Task objective: In full and without alteration, repeat the material.

Data lines:

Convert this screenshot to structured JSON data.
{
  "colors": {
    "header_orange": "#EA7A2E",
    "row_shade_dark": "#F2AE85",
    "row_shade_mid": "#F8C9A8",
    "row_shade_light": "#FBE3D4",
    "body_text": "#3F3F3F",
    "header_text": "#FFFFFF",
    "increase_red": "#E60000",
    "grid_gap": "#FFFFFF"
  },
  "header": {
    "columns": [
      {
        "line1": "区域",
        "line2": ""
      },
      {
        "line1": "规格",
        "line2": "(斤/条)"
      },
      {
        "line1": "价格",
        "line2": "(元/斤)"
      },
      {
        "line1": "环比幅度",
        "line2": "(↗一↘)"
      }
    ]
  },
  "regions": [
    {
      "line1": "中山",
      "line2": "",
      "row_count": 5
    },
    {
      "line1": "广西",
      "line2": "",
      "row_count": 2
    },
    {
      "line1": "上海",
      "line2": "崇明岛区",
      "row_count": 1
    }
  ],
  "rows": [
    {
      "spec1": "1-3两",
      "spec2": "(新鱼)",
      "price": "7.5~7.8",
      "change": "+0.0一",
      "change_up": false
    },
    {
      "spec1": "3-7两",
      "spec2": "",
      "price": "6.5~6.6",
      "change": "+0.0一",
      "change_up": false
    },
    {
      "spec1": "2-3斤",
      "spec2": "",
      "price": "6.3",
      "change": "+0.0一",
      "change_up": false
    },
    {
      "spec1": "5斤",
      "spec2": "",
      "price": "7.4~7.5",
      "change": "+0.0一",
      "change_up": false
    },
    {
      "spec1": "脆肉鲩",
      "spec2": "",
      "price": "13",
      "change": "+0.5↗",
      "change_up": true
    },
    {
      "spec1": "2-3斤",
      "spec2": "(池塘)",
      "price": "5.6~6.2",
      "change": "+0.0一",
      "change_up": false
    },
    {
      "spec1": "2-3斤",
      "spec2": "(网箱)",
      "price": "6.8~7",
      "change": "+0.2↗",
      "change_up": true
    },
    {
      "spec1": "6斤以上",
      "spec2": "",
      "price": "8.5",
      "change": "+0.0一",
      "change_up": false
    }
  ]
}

Response:
Convert this screenshot to structured JSON data.
{
  "colors": {
    "header_orange": "#EA7A2E",
    "row_shade_dark": "#F2AE85",
    "row_shade_mid": "#F8C9A8",
    "row_shade_light": "#FBE3D4",
    "body_text": "#3F3F3F",
    "header_text": "#FFFFFF",
    "increase_red": "#E60000",
    "grid_gap": "#FFFFFF"
  },
  "header": {
    "columns": [
      {
        "line1": "区域",
        "line2": ""
      },
      {
        "line1": "规格",
        "line2": "(斤/条)"
      },
      {
        "line1": "价格",
        "line2": "(元/斤)"
      },
      {
        "line1": "环比幅度",
        "line2": "(↗一↘)"
      }
    ]
  },
  "regions": [
    {
      "line1": "中山",
      "line2": "",
      "row_count": 5
    },
    {
      "line1": "广西",
      "line2": "",
      "row_count": 2
    },
    {
      "line1": "上海",
      "line2": "崇明岛区",
      "row_count": 1
    }
  ],
  "rows": [
    {
      "spec1": "1-3两",
      "spec2": "(新鱼)",
      "price": "7.5~7.8",
      "change": "+0.0一",
      "change_up": false
    },
    {
      "spec1": "3-7两",
      "spec2": "",
      "price": "6.5~6.6",
      "change": "+0.0一",
      "change_up": false
    },
    {
      "spec1": "2-3斤",
      "spec2": "",
      "price": "6.3",
      "change": "+0.0一",
      "change_up": false
    },
    {
      "spec1": "5斤",
      "spec2": "",
      "price": "7.4~7.5",
      "change": "+0.0一",
      "change_up": false
    },
    {
      "spec1": "脆肉鲩",
      "spec2": "",
      "price": "13",
      "change": "+0.5↗",
      "change_up": true
    },
    {
      "spec1": "2-3斤",
      "spec2": "(池塘)",
      "price": "5.6~6.2",
      "change": "+0.0一",
      "change_up": false
    },
    {
      "spec1": "2-3斤",
      "spec2": "(网箱)",
      "price": "6.8~7",
      "change": "+0.2↗",
      "change_up": true
    },
    {
      "spec1": "6斤以上",
      "spec2": "",
      "price": "8.5",
      "change": "+0.0一",
      "change_up": false
    }
  ]
}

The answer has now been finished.